A priori религиозное сознание более свободно, чем внерелигиозное; de facto оно часто оказывается менее свободным. Оно более свободно, ибо, обладая мета-антропологической перспективой, обладает принципиально иным, несравнимым диапазоном самореализации. Но есть постоянная опасность соскальзывания в эссенциальный дискурс — опредмечивание веры, институционализация Церкви — и тогда оно превращается в сознание, в дурном смысле, догматическое, один из самых несвободных типов сознания. Что же до "культуры", "творчества", "творческого сознания", то прежде чем выяснять отношение к ним религии, неплохо заметить, что сегодня они очень нуждаются в выяснении отношений сами с собой. Оппозиция Религия — Культура отвечала реальности и выражала постановку проблемы в мире до Первой мировой войны — равно на Западе и в России, где Серебряный век посвятил сей проблеме без счета сборников, вечеров и чтений в пользу недостаточного студенчества и увечных воинов. С тех пор утекло много чернил, еще больше — крови. "Культуру" больше не произносят с придыханием — разве что если в редакции "Знамени". "Культура — трухлявая голова", — сказал Андрей Белый еще тогда же. "Я не люблю этого напыщенного слова", — сказал Пастернак в 50-х. Потом оправдания для напыщенности стало еще меньше, трухлявости — еще больше. Сегодня первая проблема культуры — не в отношениях с религиозным сознанием, а в глубоком распадном процессе ее самосознания. Сама семантика сдвинулась, единственное число обратилось в пустой звук, flatus vocis, а есть культуры и практики — нац, секс, крими и всех прочих меньшинств, практики трансгрессии, культуры грибов, бактерий… — и согласно верховному правящему принципу P.C., все культуры равны, но некоторые — на данный момент феминизма и трансгрессии — заметно равнее. Перевернув эллинскую тетрактиду, квадрат начал античного космоса, постмодерн утверждает квадрат концов: Смерть Бога — Смерть Субъекта — Конец Истории — Конец Текста. Понятно, что в этой серии смертей заложено и много еще других; и в полный набор кончин следует включить и Смерть Творчества. Как весь постмодернистский дискурс, такие тезисы вовсе не без натяжек, не без эпатажной риторики — и все же в некой сути они не ложны.

### Записи набора данных
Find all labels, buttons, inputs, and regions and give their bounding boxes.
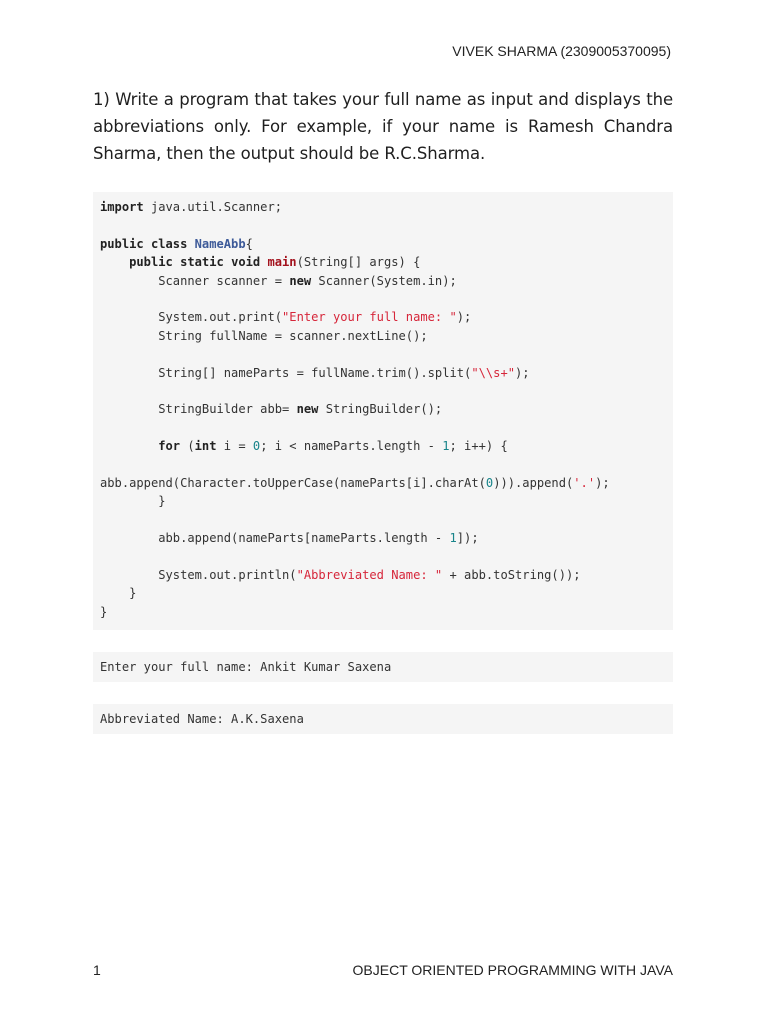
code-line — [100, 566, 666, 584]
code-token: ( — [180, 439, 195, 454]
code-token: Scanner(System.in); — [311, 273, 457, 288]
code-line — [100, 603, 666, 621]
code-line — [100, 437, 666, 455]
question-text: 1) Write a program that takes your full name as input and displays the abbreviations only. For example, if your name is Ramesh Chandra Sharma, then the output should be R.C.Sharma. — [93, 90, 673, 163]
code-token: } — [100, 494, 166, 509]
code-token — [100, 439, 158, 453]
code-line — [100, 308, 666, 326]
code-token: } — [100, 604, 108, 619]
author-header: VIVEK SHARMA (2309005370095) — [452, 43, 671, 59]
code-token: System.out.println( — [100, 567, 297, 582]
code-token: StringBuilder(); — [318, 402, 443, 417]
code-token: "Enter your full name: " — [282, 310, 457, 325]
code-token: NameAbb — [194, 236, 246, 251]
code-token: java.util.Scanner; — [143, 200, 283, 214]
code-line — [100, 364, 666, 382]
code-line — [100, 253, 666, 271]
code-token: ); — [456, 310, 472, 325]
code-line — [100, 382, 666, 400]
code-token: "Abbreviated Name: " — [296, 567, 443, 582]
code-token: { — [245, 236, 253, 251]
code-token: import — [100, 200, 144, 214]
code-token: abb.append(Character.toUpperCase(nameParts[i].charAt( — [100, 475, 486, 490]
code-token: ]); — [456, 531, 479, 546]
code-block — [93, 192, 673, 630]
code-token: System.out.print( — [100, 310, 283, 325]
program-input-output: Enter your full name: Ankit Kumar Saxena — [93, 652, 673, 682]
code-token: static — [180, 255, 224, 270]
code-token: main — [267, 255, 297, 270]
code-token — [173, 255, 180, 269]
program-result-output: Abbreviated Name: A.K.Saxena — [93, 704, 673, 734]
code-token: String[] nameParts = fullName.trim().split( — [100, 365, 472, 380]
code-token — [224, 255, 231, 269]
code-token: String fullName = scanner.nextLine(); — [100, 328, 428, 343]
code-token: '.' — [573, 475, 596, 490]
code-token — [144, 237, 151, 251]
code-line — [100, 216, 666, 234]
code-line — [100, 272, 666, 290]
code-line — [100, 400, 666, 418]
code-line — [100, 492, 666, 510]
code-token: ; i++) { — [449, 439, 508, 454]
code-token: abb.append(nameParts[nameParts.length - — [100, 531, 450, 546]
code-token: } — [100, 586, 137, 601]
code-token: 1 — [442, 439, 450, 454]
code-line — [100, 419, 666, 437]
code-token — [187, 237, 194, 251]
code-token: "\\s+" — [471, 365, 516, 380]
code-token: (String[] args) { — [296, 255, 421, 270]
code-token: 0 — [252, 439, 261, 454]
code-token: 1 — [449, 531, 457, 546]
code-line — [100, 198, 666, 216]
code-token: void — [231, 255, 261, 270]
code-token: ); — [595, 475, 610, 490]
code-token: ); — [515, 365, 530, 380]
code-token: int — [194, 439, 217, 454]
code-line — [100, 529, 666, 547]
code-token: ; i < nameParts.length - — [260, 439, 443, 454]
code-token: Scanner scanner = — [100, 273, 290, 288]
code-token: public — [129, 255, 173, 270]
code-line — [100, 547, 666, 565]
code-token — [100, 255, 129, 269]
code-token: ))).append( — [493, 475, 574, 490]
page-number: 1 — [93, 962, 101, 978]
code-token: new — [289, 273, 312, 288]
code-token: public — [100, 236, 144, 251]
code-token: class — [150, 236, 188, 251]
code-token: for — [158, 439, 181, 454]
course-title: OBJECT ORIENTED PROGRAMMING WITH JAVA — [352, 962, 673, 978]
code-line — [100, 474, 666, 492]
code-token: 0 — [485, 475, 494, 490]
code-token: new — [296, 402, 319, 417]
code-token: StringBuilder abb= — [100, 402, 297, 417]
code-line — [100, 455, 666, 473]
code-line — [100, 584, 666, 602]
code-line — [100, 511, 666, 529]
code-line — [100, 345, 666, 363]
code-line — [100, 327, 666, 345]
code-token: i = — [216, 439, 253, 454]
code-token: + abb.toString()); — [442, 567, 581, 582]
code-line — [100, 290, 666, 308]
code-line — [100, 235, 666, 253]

---

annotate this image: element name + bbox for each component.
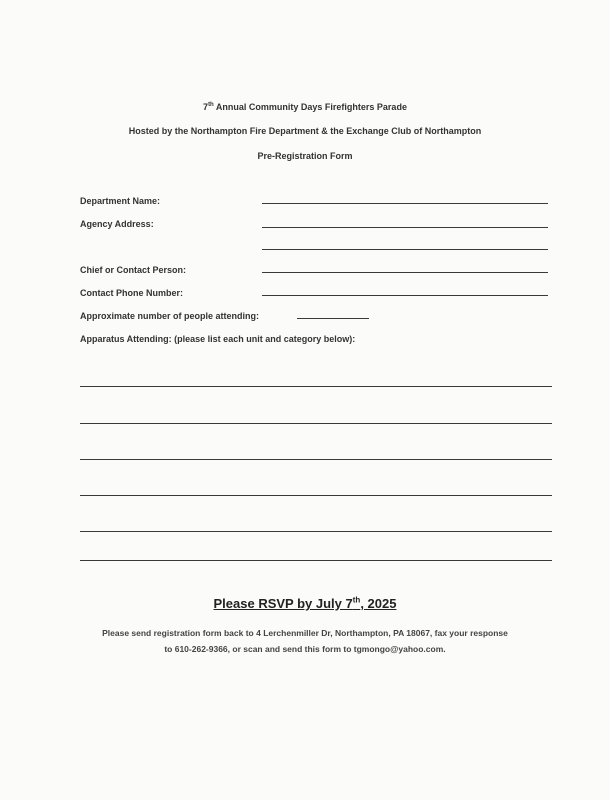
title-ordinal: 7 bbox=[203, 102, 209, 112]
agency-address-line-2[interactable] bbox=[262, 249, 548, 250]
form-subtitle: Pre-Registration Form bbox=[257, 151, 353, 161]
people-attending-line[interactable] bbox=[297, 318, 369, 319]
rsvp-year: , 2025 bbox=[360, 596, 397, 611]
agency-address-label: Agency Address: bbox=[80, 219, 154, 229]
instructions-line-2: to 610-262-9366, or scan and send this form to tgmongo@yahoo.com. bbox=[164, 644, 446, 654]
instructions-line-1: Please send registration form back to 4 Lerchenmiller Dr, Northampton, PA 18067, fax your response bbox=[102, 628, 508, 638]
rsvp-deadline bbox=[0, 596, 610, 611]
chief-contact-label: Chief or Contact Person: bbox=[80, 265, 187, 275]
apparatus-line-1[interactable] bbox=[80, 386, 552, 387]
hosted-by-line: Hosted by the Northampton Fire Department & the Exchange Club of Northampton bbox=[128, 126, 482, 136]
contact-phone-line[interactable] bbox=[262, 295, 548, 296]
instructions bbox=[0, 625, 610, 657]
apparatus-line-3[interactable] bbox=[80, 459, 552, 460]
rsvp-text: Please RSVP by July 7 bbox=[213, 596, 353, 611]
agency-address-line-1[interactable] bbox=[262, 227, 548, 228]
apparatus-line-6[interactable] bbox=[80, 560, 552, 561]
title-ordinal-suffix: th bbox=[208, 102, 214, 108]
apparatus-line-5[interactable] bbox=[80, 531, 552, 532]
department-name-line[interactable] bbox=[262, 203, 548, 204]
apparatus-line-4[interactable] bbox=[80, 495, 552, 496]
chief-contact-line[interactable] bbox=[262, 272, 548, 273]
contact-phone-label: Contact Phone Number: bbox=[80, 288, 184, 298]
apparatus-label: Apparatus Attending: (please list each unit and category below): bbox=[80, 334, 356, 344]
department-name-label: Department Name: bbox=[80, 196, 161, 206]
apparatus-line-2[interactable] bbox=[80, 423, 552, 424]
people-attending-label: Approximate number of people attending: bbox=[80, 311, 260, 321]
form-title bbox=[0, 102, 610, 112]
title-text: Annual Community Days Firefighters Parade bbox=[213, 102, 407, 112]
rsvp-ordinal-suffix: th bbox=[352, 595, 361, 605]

==

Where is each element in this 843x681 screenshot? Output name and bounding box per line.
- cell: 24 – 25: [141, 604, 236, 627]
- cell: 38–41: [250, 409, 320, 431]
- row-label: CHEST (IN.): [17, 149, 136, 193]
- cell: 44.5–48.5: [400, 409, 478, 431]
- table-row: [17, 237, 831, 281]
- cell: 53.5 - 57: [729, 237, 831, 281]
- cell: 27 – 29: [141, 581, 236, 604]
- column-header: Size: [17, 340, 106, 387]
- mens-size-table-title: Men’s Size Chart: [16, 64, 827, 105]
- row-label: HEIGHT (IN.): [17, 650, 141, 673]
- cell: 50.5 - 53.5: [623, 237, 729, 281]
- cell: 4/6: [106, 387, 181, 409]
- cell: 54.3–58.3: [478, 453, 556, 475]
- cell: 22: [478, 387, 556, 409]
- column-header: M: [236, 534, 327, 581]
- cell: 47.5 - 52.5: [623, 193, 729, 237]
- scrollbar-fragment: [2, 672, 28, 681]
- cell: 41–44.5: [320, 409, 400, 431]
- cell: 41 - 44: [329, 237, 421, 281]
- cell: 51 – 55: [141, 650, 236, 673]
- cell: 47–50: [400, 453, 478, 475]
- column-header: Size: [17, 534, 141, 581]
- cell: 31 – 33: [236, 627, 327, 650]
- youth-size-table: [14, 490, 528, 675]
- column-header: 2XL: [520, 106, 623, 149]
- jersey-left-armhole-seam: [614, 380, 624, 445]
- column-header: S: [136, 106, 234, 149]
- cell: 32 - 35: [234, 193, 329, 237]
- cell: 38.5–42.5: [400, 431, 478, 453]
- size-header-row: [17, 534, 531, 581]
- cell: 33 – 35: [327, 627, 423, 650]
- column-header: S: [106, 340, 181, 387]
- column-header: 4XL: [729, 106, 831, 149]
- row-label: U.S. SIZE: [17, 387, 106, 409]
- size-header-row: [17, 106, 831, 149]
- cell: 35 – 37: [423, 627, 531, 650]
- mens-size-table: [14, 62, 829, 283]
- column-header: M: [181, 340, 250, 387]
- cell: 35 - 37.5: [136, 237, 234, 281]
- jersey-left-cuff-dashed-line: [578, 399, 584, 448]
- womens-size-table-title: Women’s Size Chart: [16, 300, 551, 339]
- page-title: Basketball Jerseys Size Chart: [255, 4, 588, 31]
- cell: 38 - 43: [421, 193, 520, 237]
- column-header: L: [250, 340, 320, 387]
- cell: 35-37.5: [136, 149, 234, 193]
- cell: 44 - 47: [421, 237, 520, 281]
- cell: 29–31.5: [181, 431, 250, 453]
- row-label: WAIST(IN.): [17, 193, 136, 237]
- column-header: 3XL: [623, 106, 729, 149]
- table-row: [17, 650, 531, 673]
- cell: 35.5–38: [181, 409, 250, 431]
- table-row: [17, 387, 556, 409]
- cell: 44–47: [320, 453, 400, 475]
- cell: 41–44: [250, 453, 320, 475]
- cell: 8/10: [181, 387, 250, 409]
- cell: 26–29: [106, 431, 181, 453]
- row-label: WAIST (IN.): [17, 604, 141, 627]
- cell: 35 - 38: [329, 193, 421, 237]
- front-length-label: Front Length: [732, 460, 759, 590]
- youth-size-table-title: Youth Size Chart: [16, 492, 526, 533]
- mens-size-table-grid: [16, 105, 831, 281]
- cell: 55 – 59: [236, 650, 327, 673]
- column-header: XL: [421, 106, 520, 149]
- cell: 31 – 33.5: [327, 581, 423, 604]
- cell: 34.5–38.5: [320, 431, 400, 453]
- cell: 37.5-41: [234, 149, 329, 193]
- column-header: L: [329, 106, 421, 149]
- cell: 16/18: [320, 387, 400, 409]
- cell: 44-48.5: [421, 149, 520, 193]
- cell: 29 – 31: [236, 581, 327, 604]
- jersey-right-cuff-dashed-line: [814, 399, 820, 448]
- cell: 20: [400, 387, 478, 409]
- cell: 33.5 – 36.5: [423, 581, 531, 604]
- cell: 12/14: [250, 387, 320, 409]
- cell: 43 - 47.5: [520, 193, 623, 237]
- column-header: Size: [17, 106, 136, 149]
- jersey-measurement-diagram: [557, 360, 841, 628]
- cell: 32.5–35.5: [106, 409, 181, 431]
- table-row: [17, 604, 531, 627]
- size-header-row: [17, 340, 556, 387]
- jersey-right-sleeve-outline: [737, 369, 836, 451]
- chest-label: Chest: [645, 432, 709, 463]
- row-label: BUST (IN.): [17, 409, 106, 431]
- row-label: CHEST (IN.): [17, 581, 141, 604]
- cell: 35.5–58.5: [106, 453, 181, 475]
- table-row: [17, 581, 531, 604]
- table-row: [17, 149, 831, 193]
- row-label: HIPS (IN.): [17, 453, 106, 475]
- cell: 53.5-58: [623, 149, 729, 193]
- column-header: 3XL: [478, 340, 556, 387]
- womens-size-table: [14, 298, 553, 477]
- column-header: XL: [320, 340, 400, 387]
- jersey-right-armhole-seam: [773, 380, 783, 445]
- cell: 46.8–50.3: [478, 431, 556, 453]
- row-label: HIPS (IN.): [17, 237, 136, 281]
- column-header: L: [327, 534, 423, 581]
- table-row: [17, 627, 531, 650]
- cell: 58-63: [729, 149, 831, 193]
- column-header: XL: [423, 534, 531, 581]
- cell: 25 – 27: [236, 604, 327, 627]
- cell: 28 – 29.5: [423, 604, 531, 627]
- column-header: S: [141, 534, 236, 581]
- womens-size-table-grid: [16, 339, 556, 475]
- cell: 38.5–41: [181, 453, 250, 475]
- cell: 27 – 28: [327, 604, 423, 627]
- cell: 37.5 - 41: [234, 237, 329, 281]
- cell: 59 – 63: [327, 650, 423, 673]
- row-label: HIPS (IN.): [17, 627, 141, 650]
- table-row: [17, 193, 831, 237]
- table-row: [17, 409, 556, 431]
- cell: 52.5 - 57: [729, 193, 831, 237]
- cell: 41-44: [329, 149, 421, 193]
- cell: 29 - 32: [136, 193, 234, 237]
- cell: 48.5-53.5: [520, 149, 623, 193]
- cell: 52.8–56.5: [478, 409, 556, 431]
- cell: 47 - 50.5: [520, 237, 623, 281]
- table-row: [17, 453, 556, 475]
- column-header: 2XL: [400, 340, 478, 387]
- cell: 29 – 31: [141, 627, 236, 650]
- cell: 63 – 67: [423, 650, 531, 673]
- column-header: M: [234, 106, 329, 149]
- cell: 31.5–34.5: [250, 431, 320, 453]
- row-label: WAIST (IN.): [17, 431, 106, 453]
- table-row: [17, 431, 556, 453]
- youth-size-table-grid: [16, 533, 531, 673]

### Задания
(a) Ответьте на вопросы по тексту о религии и культуре, помечая каждый ответ так же, как вопрос, и начиная каждый с новой строки.
(i) Кто, согласно тексту, сказал: «Культура — трухлявая голова»?
(ii) До какого события, по тексту, оппозиция Религия — Культура отвечала реальности?
(iii) Из каких четырёх членов состоит «квадрат концов», который утверждает постмодерн?
(b) Перепишите в записях отрывок от строки с "code-line — [100, 566, 666, 584]" до строки с "code-line — [100, 437, 666, 455]" включительно, заменив "code-token" на "code-fragment" и ничего больше не меняя; приведите только эти строки.
Записи никак не связаны с текстом.

### Решения по заданиям
(a)
(i) Андрей Белый.
(ii) До Первой мировой войны.
(iii) Смерть Бога, Смерть Субъекта, Конец Истории, Конец Текста.

(b)
code-line — [100, 566, 666, 584]
code-fragment: ( — [180, 439, 195, 454]
code-fragment: Scanner(System.in); — [311, 273, 457, 288]
code-line — [100, 603, 666, 621]
code-line — [100, 437, 666, 455]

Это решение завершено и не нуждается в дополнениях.